> [Stated exercise]:
Set all the material down again unchanged, without the pictures.

> [The records]:

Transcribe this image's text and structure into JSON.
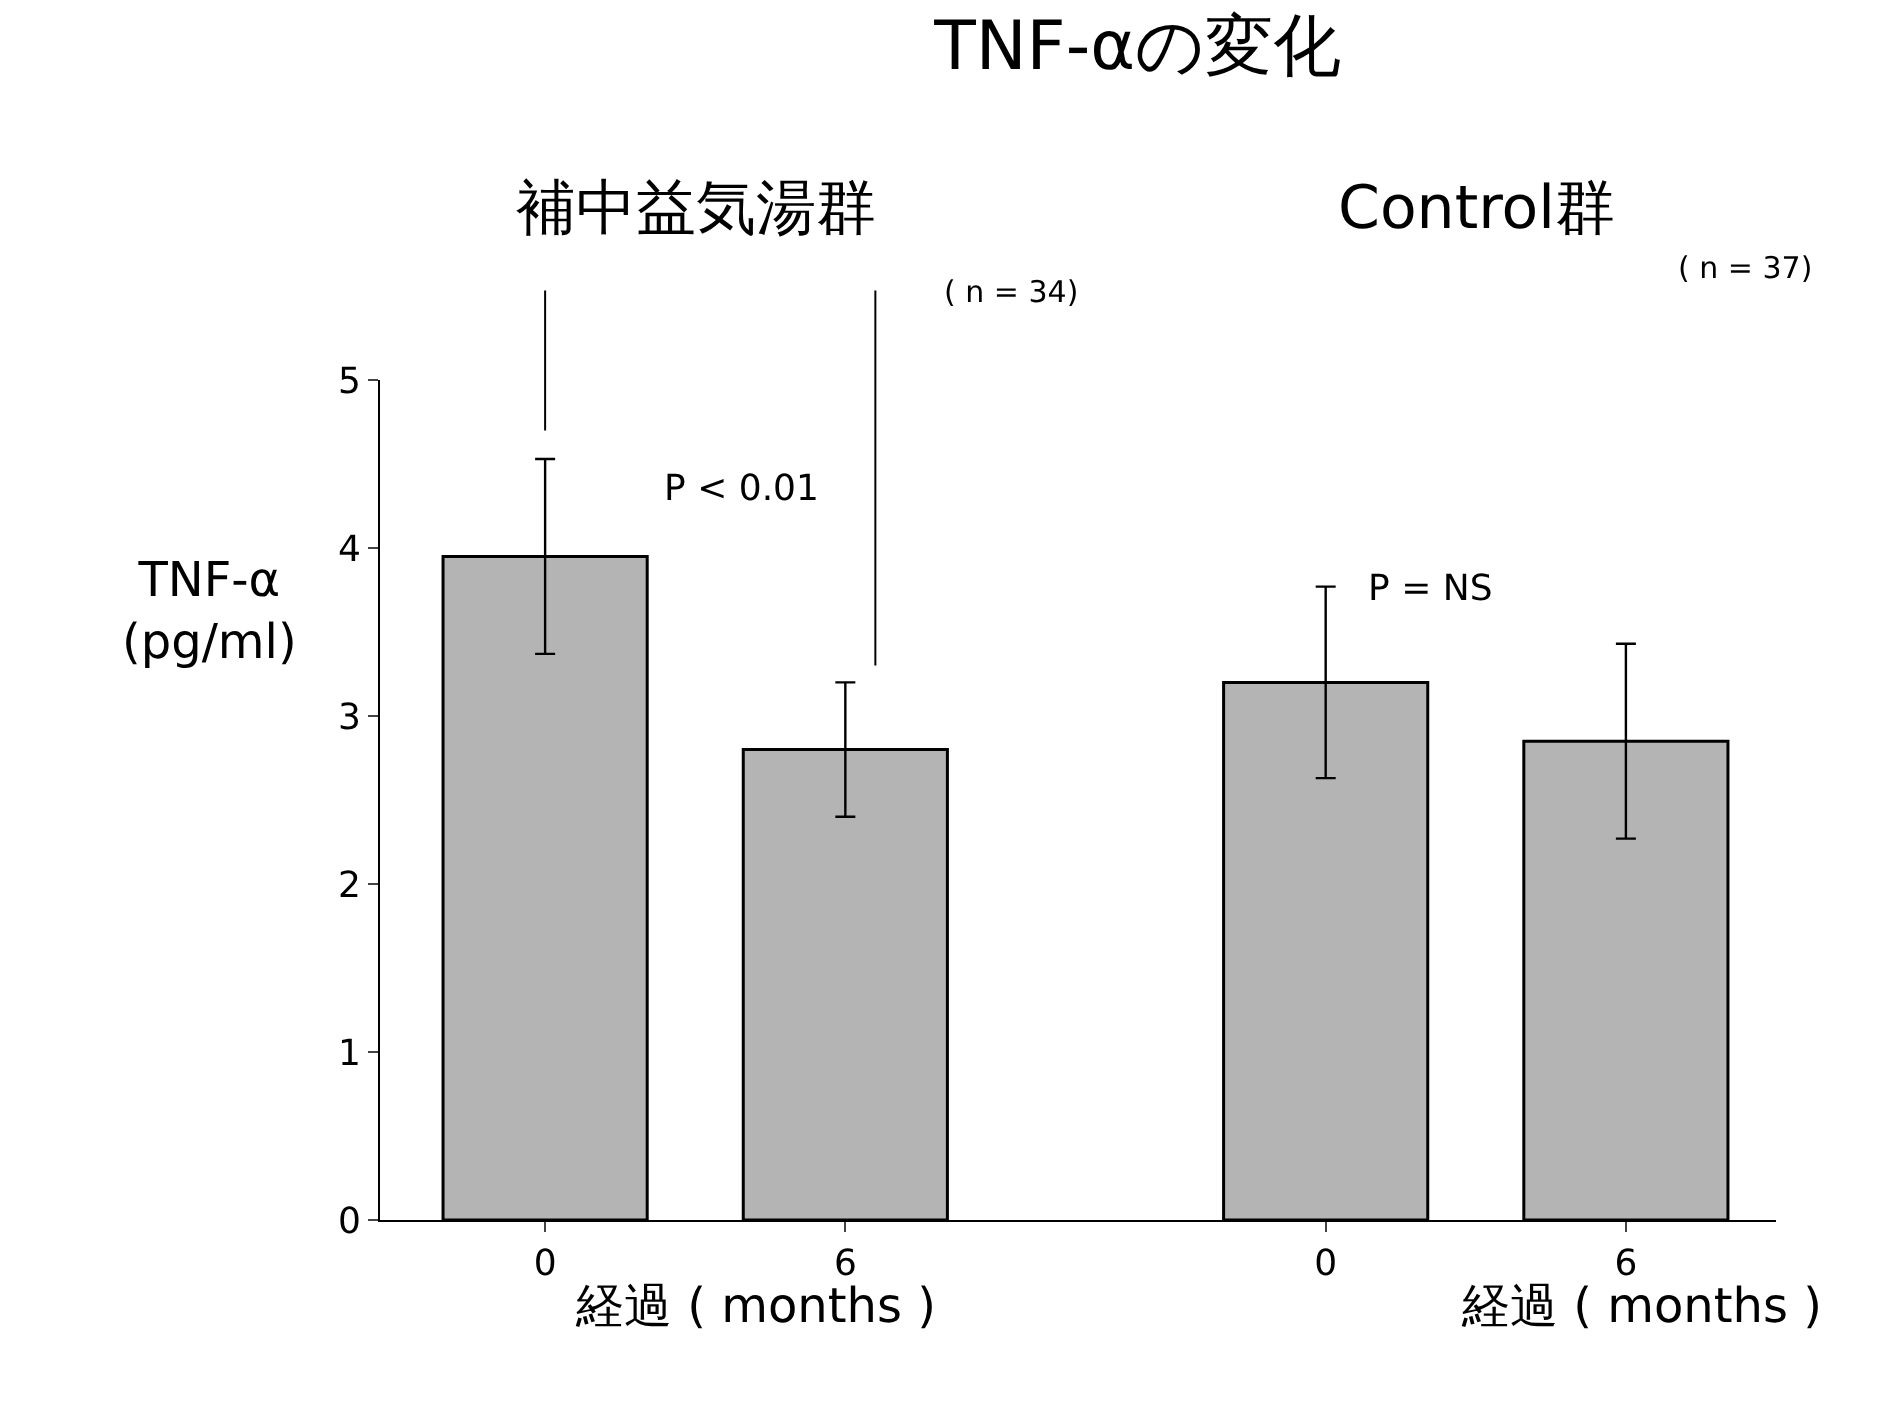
{
  "chart_data": {
    "type": "bar",
    "title": "TNF-αの変化",
    "ylabel": "TNF-α\n(pg/ml)",
    "categories": [
      "0",
      "6",
      "0",
      "6"
    ],
    "series": [
      {
        "color": "#b4b4b4",
        "values": [
          3.95,
          2.8,
          3.2,
          2.85
        ],
        "errors": [
          0.58,
          0.4,
          0.57,
          0.58
        ]
      }
    ],
    "ylim": [
      0,
      5
    ],
    "yticks": [
      0,
      1,
      2,
      3,
      4,
      5
    ],
    "annotations": [
      "補中益気湯群",
      "Control群",
      "( n = 34)",
      "( n = 37)",
      "P < 0.01",
      "P = NS",
      "経過 ( months )",
      "経過 ( months )"
    ]
  }
}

> [Exercise solution]:
Transcribe this image's text and structure into JSON.
{
  "chart_data": {
    "type": "bar",
    "title": "TNF-αの変化",
    "ylabel": "TNF-α\n(pg/ml)",
    "categories": [
      "0",
      "6",
      "0",
      "6"
    ],
    "series": [
      {
        "color": "#b4b4b4",
        "values": [
          3.95,
          2.8,
          3.2,
          2.85
        ],
        "errors": [
          0.58,
          0.4,
          0.57,
          0.58
        ]
      }
    ],
    "ylim": [
      0,
      5
    ],
    "yticks": [
      0,
      1,
      2,
      3,
      4,
      5
    ],
    "annotations": [
      "補中益気湯群",
      "Control群",
      "( n = 34)",
      "( n = 37)",
      "P < 0.01",
      "P = NS",
      "経過 ( months )",
      "経過 ( months )"
    ]
  }
}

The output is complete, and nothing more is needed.